## [THE EXERCISE]
In the entries below, find the lines with the word "ylabel" and copy them.

++++ DATASET

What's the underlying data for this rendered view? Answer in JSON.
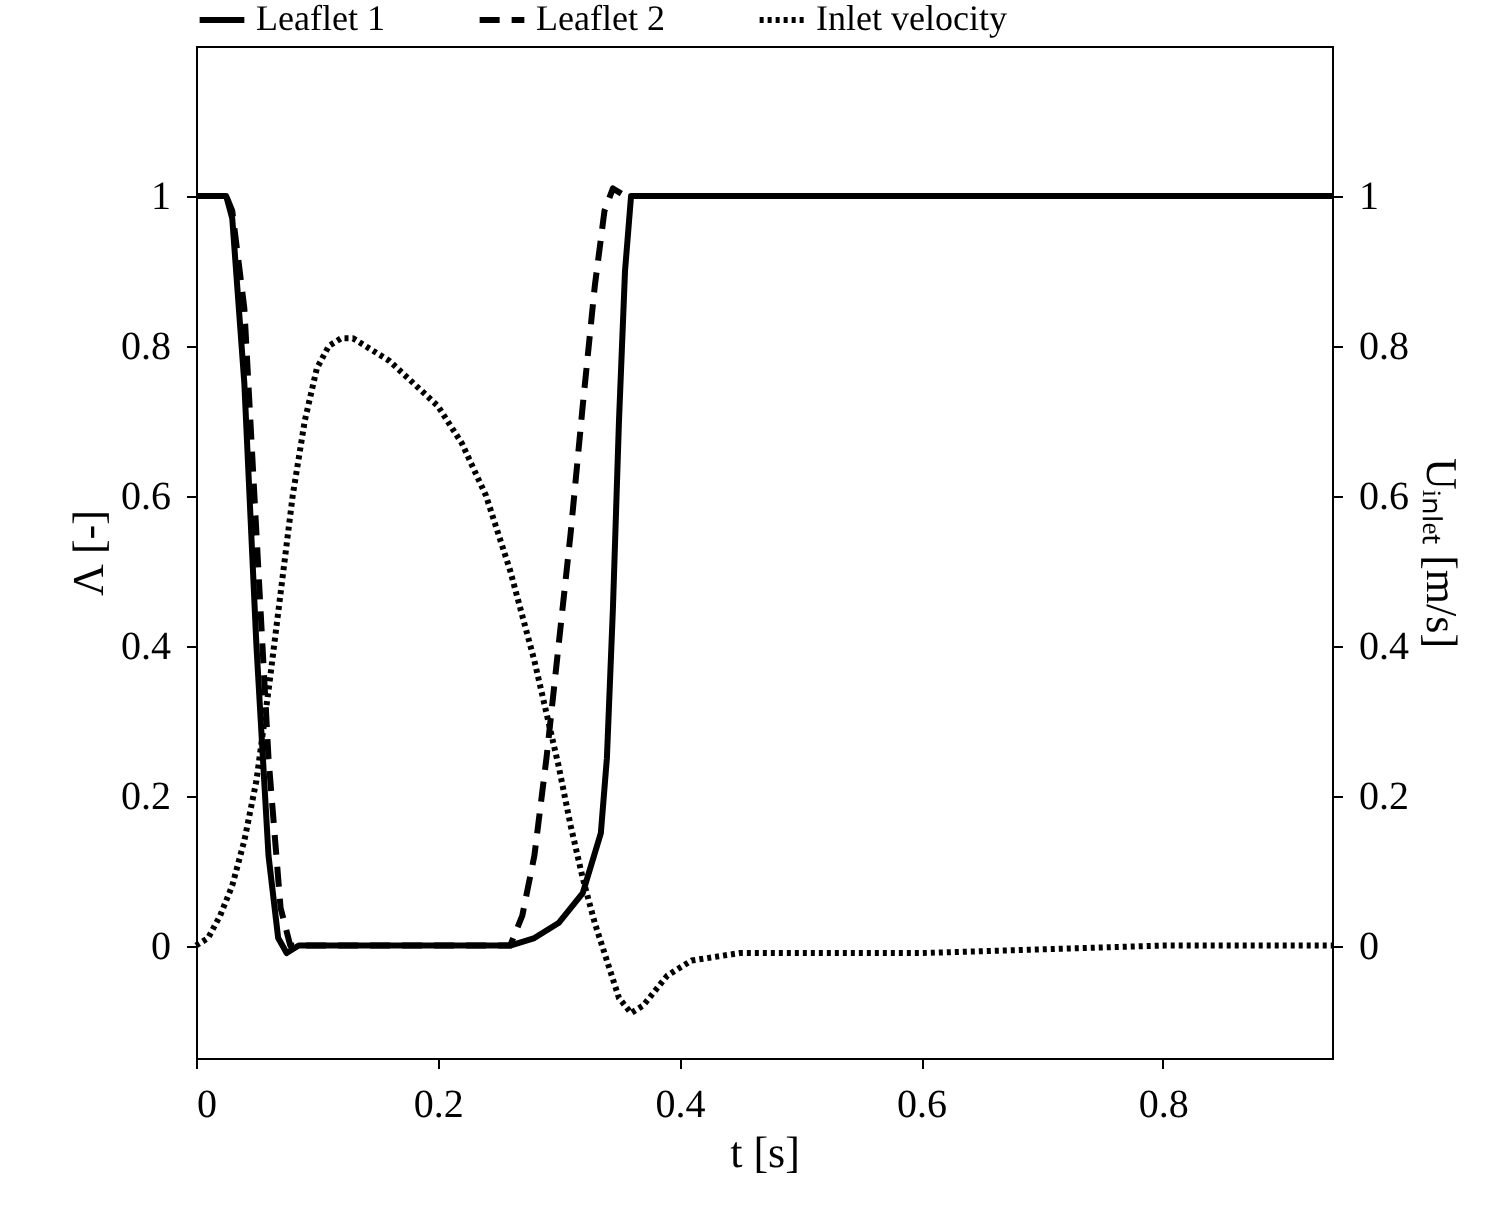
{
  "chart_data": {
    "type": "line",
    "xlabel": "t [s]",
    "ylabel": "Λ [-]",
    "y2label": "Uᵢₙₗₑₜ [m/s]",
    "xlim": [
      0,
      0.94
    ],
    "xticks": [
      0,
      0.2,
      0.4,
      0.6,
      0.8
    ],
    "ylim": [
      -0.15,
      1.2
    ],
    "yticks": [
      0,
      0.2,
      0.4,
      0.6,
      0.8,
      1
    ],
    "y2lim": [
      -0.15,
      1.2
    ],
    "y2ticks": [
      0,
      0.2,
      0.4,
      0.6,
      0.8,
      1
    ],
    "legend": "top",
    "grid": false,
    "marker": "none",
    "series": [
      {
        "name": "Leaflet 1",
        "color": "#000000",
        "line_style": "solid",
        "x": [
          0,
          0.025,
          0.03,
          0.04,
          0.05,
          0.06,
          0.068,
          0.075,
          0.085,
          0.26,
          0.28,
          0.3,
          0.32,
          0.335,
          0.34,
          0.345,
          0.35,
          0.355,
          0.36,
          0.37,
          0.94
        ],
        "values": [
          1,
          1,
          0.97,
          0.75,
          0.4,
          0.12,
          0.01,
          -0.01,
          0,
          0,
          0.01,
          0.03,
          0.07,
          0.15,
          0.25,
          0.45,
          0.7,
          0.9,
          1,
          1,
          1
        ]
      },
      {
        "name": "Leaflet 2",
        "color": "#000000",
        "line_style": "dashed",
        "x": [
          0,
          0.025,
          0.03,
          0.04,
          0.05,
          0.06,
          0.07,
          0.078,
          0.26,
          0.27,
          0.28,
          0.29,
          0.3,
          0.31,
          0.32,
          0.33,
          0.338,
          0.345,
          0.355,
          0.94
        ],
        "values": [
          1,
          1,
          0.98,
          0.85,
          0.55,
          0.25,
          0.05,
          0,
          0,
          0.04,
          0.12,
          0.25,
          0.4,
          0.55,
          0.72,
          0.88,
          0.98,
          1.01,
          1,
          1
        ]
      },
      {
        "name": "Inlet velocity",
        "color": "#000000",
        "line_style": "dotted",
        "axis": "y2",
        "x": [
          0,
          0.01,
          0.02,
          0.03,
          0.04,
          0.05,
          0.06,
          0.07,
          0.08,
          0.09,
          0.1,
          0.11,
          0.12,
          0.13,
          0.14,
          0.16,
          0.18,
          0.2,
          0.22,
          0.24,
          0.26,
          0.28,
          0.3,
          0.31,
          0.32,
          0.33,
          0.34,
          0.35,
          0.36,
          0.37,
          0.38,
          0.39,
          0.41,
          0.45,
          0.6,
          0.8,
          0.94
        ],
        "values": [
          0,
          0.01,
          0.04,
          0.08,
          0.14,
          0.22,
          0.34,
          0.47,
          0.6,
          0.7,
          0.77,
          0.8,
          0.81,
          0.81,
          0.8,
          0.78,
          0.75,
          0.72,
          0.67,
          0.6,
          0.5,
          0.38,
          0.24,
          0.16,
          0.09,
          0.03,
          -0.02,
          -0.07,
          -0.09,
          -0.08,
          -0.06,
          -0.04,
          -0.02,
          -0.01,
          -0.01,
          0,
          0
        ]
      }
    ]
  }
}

++++++++
++++ DATASET

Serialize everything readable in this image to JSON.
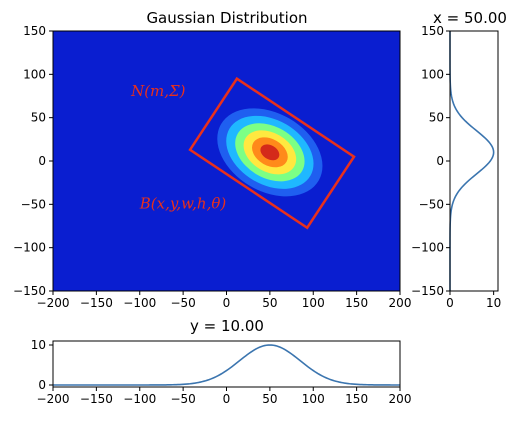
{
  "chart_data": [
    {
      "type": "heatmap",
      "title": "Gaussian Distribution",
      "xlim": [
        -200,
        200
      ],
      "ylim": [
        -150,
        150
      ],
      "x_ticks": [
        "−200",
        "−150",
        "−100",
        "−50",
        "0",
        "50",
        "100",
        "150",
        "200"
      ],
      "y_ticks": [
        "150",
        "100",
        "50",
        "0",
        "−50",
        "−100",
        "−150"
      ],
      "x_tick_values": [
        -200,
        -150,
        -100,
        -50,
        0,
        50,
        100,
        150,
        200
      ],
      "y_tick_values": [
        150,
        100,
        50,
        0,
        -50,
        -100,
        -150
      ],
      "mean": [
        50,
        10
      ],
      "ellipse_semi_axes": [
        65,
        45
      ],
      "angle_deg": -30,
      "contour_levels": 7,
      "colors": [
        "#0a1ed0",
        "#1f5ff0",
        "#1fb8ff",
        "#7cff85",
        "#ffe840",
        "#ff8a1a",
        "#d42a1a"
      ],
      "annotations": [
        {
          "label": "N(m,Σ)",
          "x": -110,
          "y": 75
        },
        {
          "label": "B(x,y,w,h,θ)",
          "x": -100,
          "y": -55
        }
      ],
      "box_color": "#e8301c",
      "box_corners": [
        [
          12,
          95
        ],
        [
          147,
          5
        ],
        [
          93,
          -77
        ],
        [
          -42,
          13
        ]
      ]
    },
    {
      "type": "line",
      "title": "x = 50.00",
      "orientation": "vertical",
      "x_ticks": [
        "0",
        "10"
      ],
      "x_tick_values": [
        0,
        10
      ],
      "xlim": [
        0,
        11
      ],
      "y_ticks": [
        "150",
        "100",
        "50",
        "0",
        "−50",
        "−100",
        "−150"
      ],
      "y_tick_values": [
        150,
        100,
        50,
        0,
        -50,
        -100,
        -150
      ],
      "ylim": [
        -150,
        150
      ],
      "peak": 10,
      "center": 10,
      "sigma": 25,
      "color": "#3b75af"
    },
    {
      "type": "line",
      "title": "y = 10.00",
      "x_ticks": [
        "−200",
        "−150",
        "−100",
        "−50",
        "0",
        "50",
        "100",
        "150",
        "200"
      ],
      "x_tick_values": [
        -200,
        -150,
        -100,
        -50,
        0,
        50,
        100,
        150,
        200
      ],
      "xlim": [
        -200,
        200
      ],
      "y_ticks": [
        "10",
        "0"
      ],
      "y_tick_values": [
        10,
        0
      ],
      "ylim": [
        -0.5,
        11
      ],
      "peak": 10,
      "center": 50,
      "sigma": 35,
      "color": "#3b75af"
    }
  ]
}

++++++++
++++ DATASET

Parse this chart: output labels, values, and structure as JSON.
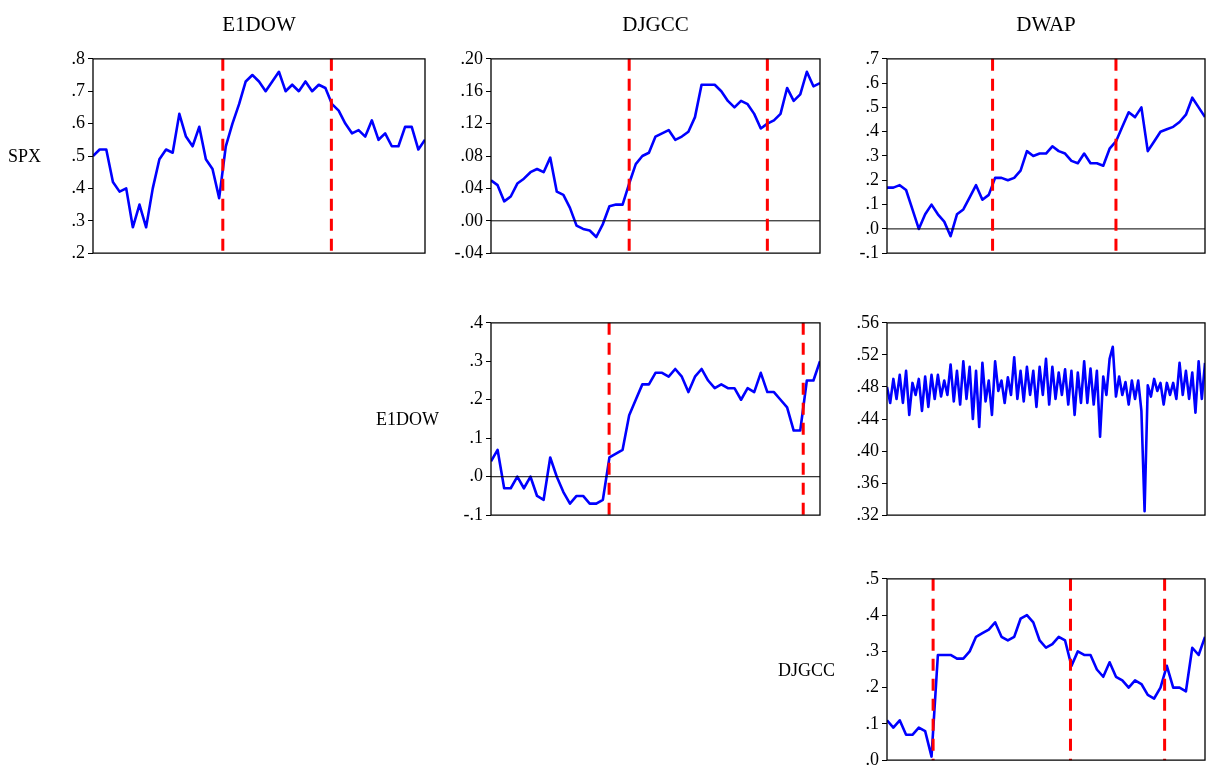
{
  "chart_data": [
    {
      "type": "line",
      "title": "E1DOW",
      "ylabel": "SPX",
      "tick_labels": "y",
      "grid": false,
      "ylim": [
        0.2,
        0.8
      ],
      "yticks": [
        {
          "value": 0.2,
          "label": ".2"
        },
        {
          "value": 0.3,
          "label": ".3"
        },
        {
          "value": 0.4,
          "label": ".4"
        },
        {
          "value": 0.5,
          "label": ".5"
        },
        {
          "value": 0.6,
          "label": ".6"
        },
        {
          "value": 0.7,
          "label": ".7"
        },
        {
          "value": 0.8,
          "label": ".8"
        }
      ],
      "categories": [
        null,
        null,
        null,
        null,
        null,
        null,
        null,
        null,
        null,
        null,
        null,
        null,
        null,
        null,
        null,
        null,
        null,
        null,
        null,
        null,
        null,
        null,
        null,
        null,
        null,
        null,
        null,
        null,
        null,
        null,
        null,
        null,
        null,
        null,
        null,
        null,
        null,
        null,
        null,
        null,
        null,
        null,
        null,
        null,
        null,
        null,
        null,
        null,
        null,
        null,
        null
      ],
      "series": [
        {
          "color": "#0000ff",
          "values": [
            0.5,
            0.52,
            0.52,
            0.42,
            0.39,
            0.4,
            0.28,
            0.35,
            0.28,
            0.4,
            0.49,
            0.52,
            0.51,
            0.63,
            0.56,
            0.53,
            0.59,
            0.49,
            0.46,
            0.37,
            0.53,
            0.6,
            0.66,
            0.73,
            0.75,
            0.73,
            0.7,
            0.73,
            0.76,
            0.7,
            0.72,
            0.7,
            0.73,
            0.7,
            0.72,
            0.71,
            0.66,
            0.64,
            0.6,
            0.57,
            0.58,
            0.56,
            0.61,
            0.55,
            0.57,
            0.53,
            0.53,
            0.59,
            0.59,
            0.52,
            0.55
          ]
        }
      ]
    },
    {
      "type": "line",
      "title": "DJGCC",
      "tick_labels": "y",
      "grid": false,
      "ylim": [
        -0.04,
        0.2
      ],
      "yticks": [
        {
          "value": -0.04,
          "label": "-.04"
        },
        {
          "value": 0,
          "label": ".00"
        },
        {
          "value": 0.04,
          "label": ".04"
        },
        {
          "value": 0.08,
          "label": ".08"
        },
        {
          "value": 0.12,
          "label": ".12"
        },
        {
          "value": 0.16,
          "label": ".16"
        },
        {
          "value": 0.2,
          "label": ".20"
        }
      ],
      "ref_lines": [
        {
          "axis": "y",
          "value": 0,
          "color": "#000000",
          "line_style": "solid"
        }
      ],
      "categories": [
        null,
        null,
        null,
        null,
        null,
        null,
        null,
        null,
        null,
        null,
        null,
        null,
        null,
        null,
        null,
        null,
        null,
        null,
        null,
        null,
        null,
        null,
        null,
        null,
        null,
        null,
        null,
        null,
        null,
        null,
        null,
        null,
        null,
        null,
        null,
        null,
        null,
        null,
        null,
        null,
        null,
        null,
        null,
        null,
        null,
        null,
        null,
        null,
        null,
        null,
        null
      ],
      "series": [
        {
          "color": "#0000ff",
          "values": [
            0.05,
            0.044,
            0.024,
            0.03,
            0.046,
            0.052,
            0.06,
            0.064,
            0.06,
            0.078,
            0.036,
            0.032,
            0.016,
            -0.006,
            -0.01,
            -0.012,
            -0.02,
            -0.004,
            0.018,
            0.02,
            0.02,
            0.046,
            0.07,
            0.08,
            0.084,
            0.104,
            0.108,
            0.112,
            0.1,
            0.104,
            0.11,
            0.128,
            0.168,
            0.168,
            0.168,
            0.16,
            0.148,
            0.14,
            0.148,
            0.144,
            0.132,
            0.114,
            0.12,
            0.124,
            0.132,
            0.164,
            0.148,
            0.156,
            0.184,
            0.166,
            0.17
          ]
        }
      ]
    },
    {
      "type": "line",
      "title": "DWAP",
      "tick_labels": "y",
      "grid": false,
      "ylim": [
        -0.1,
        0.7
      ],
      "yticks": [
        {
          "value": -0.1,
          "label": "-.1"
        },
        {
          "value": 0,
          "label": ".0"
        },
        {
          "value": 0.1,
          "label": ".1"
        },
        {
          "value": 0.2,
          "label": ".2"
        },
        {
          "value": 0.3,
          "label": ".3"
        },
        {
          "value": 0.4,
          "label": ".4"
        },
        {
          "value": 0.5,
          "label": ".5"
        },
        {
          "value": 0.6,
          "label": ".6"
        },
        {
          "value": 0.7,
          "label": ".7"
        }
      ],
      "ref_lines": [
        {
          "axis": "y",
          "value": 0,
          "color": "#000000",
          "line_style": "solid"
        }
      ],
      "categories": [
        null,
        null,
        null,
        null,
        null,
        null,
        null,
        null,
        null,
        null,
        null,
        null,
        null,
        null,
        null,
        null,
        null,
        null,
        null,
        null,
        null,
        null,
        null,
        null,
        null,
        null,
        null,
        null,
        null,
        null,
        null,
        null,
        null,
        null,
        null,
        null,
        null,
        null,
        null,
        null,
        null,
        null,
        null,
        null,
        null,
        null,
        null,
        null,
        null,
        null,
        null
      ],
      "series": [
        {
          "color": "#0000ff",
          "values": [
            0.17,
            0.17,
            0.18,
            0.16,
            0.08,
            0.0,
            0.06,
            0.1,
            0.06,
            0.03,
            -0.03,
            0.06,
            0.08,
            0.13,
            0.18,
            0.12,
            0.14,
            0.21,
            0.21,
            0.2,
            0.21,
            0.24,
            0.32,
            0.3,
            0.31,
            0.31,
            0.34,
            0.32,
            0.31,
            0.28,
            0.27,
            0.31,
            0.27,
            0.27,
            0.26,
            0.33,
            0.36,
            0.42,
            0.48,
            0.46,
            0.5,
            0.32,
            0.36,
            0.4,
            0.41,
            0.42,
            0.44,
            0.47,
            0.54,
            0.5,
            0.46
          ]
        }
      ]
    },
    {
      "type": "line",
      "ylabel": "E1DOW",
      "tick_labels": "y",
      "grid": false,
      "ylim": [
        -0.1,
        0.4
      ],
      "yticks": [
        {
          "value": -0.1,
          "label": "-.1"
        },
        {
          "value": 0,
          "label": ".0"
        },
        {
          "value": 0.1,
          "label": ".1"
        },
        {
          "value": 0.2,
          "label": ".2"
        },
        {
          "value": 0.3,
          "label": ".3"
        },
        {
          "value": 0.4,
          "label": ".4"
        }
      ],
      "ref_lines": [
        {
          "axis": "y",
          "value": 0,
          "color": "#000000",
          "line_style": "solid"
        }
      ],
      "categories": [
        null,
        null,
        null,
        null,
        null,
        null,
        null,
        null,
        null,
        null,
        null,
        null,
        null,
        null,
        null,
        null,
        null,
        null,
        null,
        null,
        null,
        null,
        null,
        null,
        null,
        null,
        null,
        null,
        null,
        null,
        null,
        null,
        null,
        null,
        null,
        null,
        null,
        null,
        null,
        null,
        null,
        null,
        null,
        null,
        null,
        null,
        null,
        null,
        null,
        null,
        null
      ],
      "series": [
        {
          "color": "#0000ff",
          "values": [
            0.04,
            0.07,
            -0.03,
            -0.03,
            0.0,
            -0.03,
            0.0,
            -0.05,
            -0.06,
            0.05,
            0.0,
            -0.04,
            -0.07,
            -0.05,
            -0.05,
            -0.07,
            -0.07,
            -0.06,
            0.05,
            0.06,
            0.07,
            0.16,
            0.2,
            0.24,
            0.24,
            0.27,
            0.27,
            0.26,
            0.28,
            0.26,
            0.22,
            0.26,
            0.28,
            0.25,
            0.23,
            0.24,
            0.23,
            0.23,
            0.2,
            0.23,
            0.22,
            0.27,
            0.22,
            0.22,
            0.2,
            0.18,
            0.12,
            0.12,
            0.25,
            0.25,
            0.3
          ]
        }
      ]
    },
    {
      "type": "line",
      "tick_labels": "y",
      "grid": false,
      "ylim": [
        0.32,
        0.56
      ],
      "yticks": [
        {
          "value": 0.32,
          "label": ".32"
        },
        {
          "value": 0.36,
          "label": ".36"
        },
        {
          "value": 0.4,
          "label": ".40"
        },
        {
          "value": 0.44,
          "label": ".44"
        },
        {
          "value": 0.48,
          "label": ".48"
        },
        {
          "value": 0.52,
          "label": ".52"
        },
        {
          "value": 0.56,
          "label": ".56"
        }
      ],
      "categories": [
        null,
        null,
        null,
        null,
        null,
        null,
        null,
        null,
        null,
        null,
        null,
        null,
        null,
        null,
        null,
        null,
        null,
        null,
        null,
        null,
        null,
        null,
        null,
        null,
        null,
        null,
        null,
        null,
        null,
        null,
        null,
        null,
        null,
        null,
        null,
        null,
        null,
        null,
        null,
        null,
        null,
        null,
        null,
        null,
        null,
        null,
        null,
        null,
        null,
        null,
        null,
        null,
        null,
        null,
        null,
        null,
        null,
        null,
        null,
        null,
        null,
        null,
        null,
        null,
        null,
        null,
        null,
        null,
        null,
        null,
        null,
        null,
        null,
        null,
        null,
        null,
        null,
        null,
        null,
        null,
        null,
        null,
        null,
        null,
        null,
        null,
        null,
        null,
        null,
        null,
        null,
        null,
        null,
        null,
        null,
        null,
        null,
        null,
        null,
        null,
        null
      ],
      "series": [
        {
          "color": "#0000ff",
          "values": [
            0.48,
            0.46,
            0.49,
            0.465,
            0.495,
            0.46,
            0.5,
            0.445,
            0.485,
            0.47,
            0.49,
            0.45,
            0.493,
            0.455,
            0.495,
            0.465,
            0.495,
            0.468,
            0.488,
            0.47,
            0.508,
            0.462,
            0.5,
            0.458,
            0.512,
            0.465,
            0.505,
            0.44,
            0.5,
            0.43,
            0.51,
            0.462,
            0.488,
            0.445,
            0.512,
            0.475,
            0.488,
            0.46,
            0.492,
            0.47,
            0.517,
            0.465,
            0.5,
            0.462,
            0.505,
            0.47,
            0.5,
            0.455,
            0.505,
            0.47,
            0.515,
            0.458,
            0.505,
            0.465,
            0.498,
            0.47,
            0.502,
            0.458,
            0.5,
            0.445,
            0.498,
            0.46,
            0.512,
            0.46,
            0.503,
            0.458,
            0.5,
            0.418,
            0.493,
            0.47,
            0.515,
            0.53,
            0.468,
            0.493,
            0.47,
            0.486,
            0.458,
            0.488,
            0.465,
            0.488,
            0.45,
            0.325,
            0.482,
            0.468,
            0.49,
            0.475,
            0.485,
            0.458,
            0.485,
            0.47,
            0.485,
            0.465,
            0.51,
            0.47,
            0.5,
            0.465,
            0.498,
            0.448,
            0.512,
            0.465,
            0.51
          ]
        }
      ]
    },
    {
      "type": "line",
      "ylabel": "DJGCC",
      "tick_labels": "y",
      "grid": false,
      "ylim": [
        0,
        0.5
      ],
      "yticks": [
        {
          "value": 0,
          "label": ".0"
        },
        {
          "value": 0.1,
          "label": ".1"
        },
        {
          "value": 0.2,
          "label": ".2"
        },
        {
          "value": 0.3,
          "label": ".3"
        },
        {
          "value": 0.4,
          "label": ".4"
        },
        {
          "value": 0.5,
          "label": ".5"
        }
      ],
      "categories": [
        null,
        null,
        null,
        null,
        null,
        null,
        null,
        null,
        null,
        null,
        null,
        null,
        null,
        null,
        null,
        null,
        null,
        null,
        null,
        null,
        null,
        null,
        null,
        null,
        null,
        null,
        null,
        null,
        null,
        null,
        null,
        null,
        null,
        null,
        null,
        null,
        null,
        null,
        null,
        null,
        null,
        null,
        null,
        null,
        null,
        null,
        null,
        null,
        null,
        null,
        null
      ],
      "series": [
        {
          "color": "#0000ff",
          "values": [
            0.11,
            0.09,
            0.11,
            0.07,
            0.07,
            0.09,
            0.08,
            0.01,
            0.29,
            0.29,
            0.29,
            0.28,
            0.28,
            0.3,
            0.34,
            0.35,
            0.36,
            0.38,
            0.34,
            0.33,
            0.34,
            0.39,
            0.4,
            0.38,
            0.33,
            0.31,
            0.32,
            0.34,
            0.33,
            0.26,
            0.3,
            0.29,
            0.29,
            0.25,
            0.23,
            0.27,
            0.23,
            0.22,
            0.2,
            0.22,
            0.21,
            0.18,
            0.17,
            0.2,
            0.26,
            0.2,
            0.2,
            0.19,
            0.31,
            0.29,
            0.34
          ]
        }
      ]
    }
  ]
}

++++++++

## [TASK ANSWER]
    "ylabel": "Λ [-]",
      "ylabel": "SPX",
      "ylabel": "E1DOW",
      "ylabel": "DJGCC",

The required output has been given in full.